**Task description**
Leave out the images; return the rest of the data exactly.
· · · · ·
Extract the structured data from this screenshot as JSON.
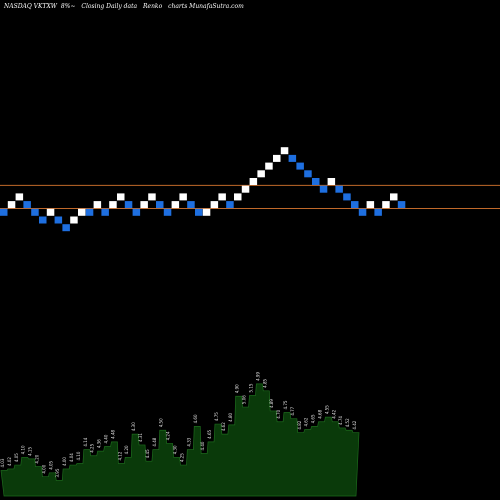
{
  "header": {
    "exchange_ticker": "NASDAQ VKTXW",
    "change": "8%",
    "change_suffix": "~",
    "caption": "Closing Daily data",
    "chart_name": "Renko",
    "site": "charts MunafaSutra.com"
  },
  "colors": {
    "background": "#000000",
    "up_brick": "#ffffff",
    "down_brick": "#1e6fe0",
    "level_line": "#c0692a",
    "volume_fill": "#0a3a0a",
    "volume_stroke": "#1c6a1c",
    "label_text": "#e8e8e8"
  },
  "chart_data": {
    "type": "renko",
    "title": "",
    "brick_levels": [
      1,
      2,
      3,
      2,
      1,
      0,
      1,
      0,
      -1,
      0,
      1,
      1,
      2,
      1,
      2,
      3,
      2,
      1,
      2,
      3,
      2,
      1,
      2,
      3,
      2,
      1,
      1,
      2,
      3,
      2,
      3,
      4,
      5,
      6,
      7,
      8,
      9,
      8,
      7,
      6,
      5,
      4,
      5,
      4,
      3,
      2,
      1,
      2,
      1,
      2,
      3,
      2
    ],
    "brick_directions": [
      "down",
      "up",
      "up",
      "down",
      "down",
      "down",
      "up",
      "down",
      "down",
      "up",
      "up",
      "down",
      "up",
      "down",
      "up",
      "up",
      "down",
      "down",
      "up",
      "up",
      "down",
      "down",
      "up",
      "up",
      "down",
      "down",
      "up",
      "up",
      "up",
      "down",
      "up",
      "up",
      "up",
      "up",
      "up",
      "up",
      "up",
      "down",
      "down",
      "down",
      "down",
      "down",
      "up",
      "down",
      "down",
      "down",
      "down",
      "up",
      "down",
      "up",
      "up",
      "down"
    ],
    "reference_lines": [
      {
        "name": "upper",
        "level": 4.5
      },
      {
        "name": "lower",
        "level": 1.5
      }
    ],
    "volume": {
      "values": [
        4.03,
        4.05,
        4.1,
        4.2,
        4.18,
        4.08,
        3.95,
        4.0,
        3.9,
        4.05,
        4.1,
        4.12,
        4.3,
        4.22,
        4.28,
        4.34,
        4.4,
        4.12,
        4.2,
        4.5,
        4.36,
        4.15,
        4.3,
        4.55,
        4.38,
        4.2,
        4.1,
        4.3,
        4.6,
        4.25,
        4.4,
        4.63,
        4.5,
        4.62,
        4.99,
        4.85,
        5.0,
        5.15,
        5.06,
        4.8,
        4.66,
        4.78,
        4.7,
        4.52,
        4.56,
        4.6,
        4.66,
        4.72,
        4.66,
        4.58,
        4.55,
        4.52
      ],
      "labels": [
        "4.03",
        "4.02",
        "4.05",
        "4.10",
        "4.15",
        "4.20",
        "4.00",
        "4.05",
        "3.95",
        "4.00",
        "4.04",
        "4.10",
        "4.14",
        "4.25",
        "4.36",
        "4.40",
        "4.48",
        "4.12",
        "4.20",
        "4.30",
        "4.31",
        "4.45",
        "4.48",
        "4.50",
        "4.24",
        "4.30",
        "4.25",
        "4.33",
        "4.60",
        "4.40",
        "4.65",
        "4.75",
        "4.62",
        "4.80",
        "4.90",
        "5.06",
        "5.15",
        "4.99",
        "4.85",
        "4.89",
        "4.70",
        "4.75",
        "4.77",
        "4.82",
        "4.62",
        "4.65",
        "4.68",
        "4.55",
        "4.42",
        "4.74",
        "4.52",
        "4.42"
      ],
      "ylim": [
        3.7,
        5.2
      ]
    }
  }
}
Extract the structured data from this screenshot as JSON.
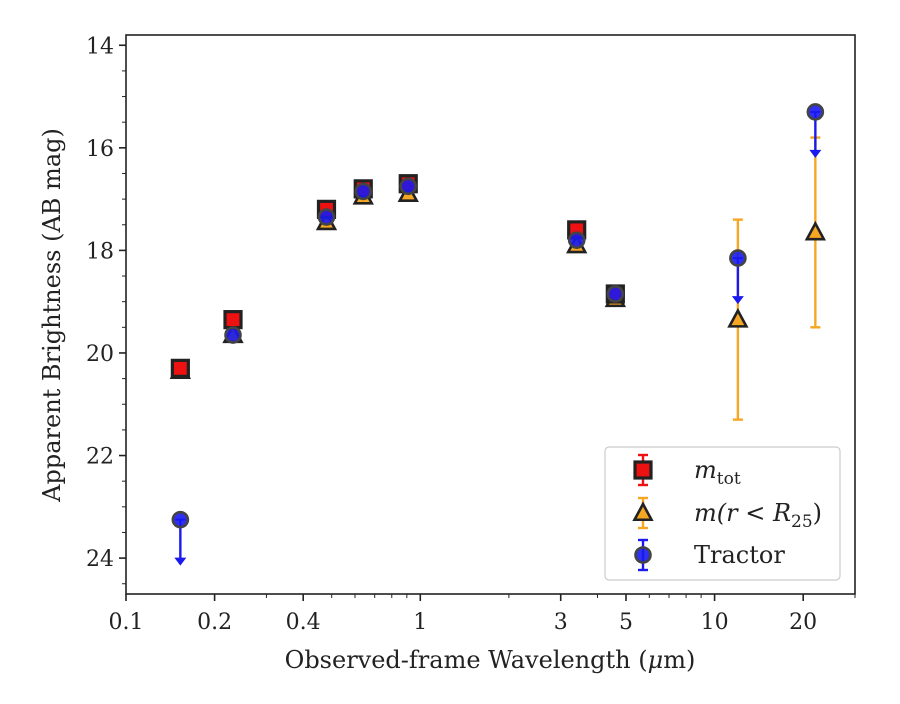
· · · · ·
**Task answer**
Extract the structured data from this screenshot as JSON.
{
  "header": {
    "exchange_ticker": "NASDAQ VKTXW",
    "change": "8%",
    "change_suffix": "~",
    "caption": "Closing Daily data",
    "chart_name": "Renko",
    "site": "charts MunafaSutra.com"
  },
  "colors": {
    "background": "#000000",
    "up_brick": "#ffffff",
    "down_brick": "#1e6fe0",
    "level_line": "#c0692a",
    "volume_fill": "#0a3a0a",
    "volume_stroke": "#1c6a1c",
    "label_text": "#e8e8e8"
  },
  "chart_data": {
    "type": "renko",
    "title": "",
    "brick_levels": [
      1,
      2,
      3,
      2,
      1,
      0,
      1,
      0,
      -1,
      0,
      1,
      1,
      2,
      1,
      2,
      3,
      2,
      1,
      2,
      3,
      2,
      1,
      2,
      3,
      2,
      1,
      1,
      2,
      3,
      2,
      3,
      4,
      5,
      6,
      7,
      8,
      9,
      8,
      7,
      6,
      5,
      4,
      5,
      4,
      3,
      2,
      1,
      2,
      1,
      2,
      3,
      2
    ],
    "brick_directions": [
      "down",
      "up",
      "up",
      "down",
      "down",
      "down",
      "up",
      "down",
      "down",
      "up",
      "up",
      "down",
      "up",
      "down",
      "up",
      "up",
      "down",
      "down",
      "up",
      "up",
      "down",
      "down",
      "up",
      "up",
      "down",
      "down",
      "up",
      "up",
      "up",
      "down",
      "up",
      "up",
      "up",
      "up",
      "up",
      "up",
      "up",
      "down",
      "down",
      "down",
      "down",
      "down",
      "up",
      "down",
      "down",
      "down",
      "down",
      "up",
      "down",
      "up",
      "up",
      "down"
    ],
    "reference_lines": [
      {
        "name": "upper",
        "level": 4.5
      },
      {
        "name": "lower",
        "level": 1.5
      }
    ],
    "volume": {
      "values": [
        4.03,
        4.05,
        4.1,
        4.2,
        4.18,
        4.08,
        3.95,
        4.0,
        3.9,
        4.05,
        4.1,
        4.12,
        4.3,
        4.22,
        4.28,
        4.34,
        4.4,
        4.12,
        4.2,
        4.5,
        4.36,
        4.15,
        4.3,
        4.55,
        4.38,
        4.2,
        4.1,
        4.3,
        4.6,
        4.25,
        4.4,
        4.63,
        4.5,
        4.62,
        4.99,
        4.85,
        5.0,
        5.15,
        5.06,
        4.8,
        4.66,
        4.78,
        4.7,
        4.52,
        4.56,
        4.6,
        4.66,
        4.72,
        4.66,
        4.58,
        4.55,
        4.52
      ],
      "labels": [
        "4.03",
        "4.02",
        "4.05",
        "4.10",
        "4.15",
        "4.20",
        "4.00",
        "4.05",
        "3.95",
        "4.00",
        "4.04",
        "4.10",
        "4.14",
        "4.25",
        "4.36",
        "4.40",
        "4.48",
        "4.12",
        "4.20",
        "4.30",
        "4.31",
        "4.45",
        "4.48",
        "4.50",
        "4.24",
        "4.30",
        "4.25",
        "4.33",
        "4.60",
        "4.40",
        "4.65",
        "4.75",
        "4.62",
        "4.80",
        "4.90",
        "5.06",
        "5.15",
        "4.99",
        "4.85",
        "4.89",
        "4.70",
        "4.75",
        "4.77",
        "4.82",
        "4.62",
        "4.65",
        "4.68",
        "4.55",
        "4.42",
        "4.74",
        "4.52",
        "4.42"
      ],
      "ylim": [
        3.7,
        5.2
      ]
    }
  }
}
Extract the structured data from this screenshot as JSON.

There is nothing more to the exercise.